Task details:
Copy the rows below, changing every "Guest" to "Visitante" and leaving all other text as it is.

Material provided:
================

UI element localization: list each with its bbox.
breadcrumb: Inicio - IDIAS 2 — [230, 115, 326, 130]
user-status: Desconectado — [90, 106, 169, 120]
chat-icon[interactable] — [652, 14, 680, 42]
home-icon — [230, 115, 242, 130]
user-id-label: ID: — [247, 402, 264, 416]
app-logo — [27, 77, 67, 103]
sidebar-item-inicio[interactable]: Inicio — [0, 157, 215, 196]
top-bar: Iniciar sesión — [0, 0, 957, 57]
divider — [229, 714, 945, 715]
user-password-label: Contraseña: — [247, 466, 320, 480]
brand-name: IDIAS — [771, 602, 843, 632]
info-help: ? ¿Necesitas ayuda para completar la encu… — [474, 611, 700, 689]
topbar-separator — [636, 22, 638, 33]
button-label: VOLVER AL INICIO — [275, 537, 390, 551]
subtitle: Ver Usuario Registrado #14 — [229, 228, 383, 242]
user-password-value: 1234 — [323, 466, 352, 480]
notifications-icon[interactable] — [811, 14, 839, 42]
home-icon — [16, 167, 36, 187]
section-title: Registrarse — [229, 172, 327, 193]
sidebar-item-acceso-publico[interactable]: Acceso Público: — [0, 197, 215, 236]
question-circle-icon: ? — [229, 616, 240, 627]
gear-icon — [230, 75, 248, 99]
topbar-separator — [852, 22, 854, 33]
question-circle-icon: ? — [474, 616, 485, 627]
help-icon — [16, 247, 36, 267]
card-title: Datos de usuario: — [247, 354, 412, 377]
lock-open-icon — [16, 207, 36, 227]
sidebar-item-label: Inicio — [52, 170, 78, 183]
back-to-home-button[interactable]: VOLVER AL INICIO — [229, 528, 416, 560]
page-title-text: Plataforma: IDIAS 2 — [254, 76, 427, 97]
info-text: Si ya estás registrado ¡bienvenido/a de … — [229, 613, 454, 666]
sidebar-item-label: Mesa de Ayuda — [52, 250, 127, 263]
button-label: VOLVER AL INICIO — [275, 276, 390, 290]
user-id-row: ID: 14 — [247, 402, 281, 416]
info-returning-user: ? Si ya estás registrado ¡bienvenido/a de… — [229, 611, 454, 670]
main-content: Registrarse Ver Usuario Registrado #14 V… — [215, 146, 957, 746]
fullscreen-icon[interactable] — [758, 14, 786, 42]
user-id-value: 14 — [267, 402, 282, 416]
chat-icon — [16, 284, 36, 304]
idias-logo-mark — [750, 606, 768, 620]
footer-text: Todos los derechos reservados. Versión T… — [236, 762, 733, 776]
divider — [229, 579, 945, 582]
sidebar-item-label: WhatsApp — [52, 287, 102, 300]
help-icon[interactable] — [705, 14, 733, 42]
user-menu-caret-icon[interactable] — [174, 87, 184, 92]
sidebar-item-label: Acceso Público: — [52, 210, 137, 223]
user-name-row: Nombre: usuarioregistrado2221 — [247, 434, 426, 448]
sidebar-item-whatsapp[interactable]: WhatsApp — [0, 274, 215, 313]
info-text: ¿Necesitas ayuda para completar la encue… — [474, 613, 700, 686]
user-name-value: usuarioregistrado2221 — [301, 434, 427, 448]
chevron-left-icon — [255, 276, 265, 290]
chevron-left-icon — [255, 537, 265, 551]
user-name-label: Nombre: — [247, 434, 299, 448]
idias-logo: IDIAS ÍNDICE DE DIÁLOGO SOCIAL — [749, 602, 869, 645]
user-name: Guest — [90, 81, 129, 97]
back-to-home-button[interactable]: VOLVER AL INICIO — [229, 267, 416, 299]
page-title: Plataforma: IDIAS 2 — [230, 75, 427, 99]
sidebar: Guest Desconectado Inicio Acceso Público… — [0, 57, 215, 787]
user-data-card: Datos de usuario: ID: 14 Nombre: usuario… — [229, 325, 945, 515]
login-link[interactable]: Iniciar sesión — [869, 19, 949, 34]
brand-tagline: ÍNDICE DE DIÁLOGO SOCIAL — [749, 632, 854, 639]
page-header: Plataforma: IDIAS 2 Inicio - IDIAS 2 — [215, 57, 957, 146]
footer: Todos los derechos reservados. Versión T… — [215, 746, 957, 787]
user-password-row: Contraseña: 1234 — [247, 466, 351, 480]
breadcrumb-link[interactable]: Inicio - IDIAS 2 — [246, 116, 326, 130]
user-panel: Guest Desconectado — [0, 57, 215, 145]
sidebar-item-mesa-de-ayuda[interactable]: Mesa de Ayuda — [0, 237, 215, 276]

================

Reply to the task:
UI element localization: list each with its bbox.
breadcrumb: Inicio - IDIAS 2 — [230, 115, 326, 130]
user-status: Desconectado — [90, 106, 169, 120]
chat-icon[interactable] — [652, 14, 680, 42]
home-icon — [230, 115, 242, 130]
user-id-label: ID: — [247, 402, 264, 416]
app-logo — [27, 77, 67, 103]
sidebar-item-inicio[interactable]: Inicio — [0, 157, 215, 196]
top-bar: Iniciar sesión — [0, 0, 957, 57]
divider — [229, 714, 945, 715]
user-password-label: Contraseña: — [247, 466, 320, 480]
brand-name: IDIAS — [771, 602, 843, 632]
info-help: ? ¿Necesitas ayuda para completar la encu… — [474, 611, 700, 689]
topbar-separator — [636, 22, 638, 33]
button-label: VOLVER AL INICIO — [275, 537, 390, 551]
subtitle: Ver Usuario Registrado #14 — [229, 228, 383, 242]
user-password-value: 1234 — [323, 466, 352, 480]
notifications-icon[interactable] — [811, 14, 839, 42]
home-icon — [16, 167, 36, 187]
section-title: Registrarse — [229, 172, 327, 193]
sidebar-item-acceso-publico[interactable]: Acceso Público: — [0, 197, 215, 236]
question-circle-icon: ? — [229, 616, 240, 627]
gear-icon — [230, 75, 248, 99]
topbar-separator — [852, 22, 854, 33]
question-circle-icon: ? — [474, 616, 485, 627]
help-icon — [16, 247, 36, 267]
card-title: Datos de usuario: — [247, 354, 412, 377]
lock-open-icon — [16, 207, 36, 227]
sidebar-item-label: Inicio — [52, 170, 78, 183]
back-to-home-button[interactable]: VOLVER AL INICIO — [229, 528, 416, 560]
page-title-text: Plataforma: IDIAS 2 — [254, 76, 427, 97]
info-text: Si ya estás registrado ¡bienvenido/a de … — [229, 613, 454, 666]
sidebar-item-label: Mesa de Ayuda — [52, 250, 127, 263]
button-label: VOLVER AL INICIO — [275, 276, 390, 290]
user-id-row: ID: 14 — [247, 402, 281, 416]
info-returning-user: ? Si ya estás registrado ¡bienvenido/a de… — [229, 611, 454, 670]
main-content: Registrarse Ver Usuario Registrado #14 V… — [215, 146, 957, 746]
fullscreen-icon[interactable] — [758, 14, 786, 42]
user-id-value: 14 — [267, 402, 282, 416]
chat-icon — [16, 284, 36, 304]
idias-logo-mark — [750, 606, 768, 620]
footer-text: Todos los derechos reservados. Versión T… — [236, 762, 733, 776]
divider — [229, 579, 945, 582]
sidebar-item-label: WhatsApp — [52, 287, 102, 300]
help-icon[interactable] — [705, 14, 733, 42]
user-menu-caret-icon[interactable] — [174, 87, 184, 92]
sidebar-item-label: Acceso Público: — [52, 210, 137, 223]
user-name-row: Nombre: usuarioregistrado2221 — [247, 434, 426, 448]
sidebar-item-whatsapp[interactable]: WhatsApp — [0, 274, 215, 313]
info-text: ¿Necesitas ayuda para completar la encue… — [474, 613, 700, 686]
user-name-value: usuarioregistrado2221 — [301, 434, 427, 448]
chevron-left-icon — [255, 276, 265, 290]
chevron-left-icon — [255, 537, 265, 551]
user-name-label: Nombre: — [247, 434, 299, 448]
idias-logo: IDIAS ÍNDICE DE DIÁLOGO SOCIAL — [749, 602, 869, 645]
user-name: Visitante — [90, 81, 129, 97]
back-to-home-button[interactable]: VOLVER AL INICIO — [229, 267, 416, 299]
page-title: Plataforma: IDIAS 2 — [230, 75, 427, 99]
sidebar: Visitante Desconectado Inicio Acceso Público… — [0, 57, 215, 787]
user-data-card: Datos de usuario: ID: 14 Nombre: usuario… — [229, 325, 945, 515]
login-link[interactable]: Iniciar sesión — [869, 19, 949, 34]
brand-tagline: ÍNDICE DE DIÁLOGO SOCIAL — [749, 632, 854, 639]
page-header: Plataforma: IDIAS 2 Inicio - IDIAS 2 — [215, 57, 957, 146]
footer: Todos los derechos reservados. Versión T… — [215, 746, 957, 787]
user-password-row: Contraseña: 1234 — [247, 466, 351, 480]
breadcrumb-link[interactable]: Inicio - IDIAS 2 — [246, 116, 326, 130]
user-panel: Visitante Desconectado — [0, 57, 215, 145]
sidebar-item-mesa-de-ayuda[interactable]: Mesa de Ayuda — [0, 237, 215, 276]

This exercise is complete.